> What this task involves
Go through the data below. Pull out every line that has the word "subtitle".

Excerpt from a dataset

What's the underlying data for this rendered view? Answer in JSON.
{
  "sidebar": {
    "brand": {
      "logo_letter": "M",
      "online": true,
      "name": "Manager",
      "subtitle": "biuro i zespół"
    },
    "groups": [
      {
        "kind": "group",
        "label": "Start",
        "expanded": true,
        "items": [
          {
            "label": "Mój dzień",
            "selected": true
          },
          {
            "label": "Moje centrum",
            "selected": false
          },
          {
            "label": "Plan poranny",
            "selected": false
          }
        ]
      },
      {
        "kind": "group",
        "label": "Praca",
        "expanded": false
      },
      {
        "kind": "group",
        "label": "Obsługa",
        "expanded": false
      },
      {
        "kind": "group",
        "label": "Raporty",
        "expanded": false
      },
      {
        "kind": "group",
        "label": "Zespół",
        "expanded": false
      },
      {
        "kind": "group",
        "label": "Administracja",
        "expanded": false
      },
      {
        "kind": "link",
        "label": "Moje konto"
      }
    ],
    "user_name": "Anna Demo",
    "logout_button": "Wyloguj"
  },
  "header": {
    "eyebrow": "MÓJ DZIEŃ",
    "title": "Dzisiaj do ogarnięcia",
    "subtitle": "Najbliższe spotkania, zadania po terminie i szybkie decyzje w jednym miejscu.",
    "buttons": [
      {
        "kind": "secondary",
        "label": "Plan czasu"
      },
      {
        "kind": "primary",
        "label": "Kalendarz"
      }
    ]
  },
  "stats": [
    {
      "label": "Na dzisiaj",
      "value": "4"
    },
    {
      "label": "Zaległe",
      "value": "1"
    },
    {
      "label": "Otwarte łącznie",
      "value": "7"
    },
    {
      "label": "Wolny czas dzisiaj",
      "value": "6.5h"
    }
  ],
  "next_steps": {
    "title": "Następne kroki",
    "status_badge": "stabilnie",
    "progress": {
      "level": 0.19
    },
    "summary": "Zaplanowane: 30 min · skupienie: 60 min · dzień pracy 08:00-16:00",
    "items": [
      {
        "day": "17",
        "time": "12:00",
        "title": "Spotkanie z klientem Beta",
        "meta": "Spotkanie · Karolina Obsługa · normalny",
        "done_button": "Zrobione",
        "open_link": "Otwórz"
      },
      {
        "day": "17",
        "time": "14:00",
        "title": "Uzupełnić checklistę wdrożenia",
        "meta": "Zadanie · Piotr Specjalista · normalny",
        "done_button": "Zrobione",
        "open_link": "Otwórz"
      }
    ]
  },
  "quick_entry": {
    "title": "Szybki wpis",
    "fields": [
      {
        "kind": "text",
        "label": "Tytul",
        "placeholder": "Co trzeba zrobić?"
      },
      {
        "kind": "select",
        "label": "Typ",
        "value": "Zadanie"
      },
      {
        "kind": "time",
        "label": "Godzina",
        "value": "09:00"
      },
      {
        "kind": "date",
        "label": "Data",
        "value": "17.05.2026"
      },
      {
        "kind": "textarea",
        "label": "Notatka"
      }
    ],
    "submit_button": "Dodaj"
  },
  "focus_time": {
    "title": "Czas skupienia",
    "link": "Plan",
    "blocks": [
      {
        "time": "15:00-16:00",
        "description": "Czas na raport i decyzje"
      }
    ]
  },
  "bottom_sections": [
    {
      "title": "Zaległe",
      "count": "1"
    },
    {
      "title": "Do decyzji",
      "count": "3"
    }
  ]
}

> Task solution
      "subtitle": "biuro i zespół"
    "subtitle": "Najbliższe spotkania, zadania po terminie i szybkie decyzje w jednym miejscu.",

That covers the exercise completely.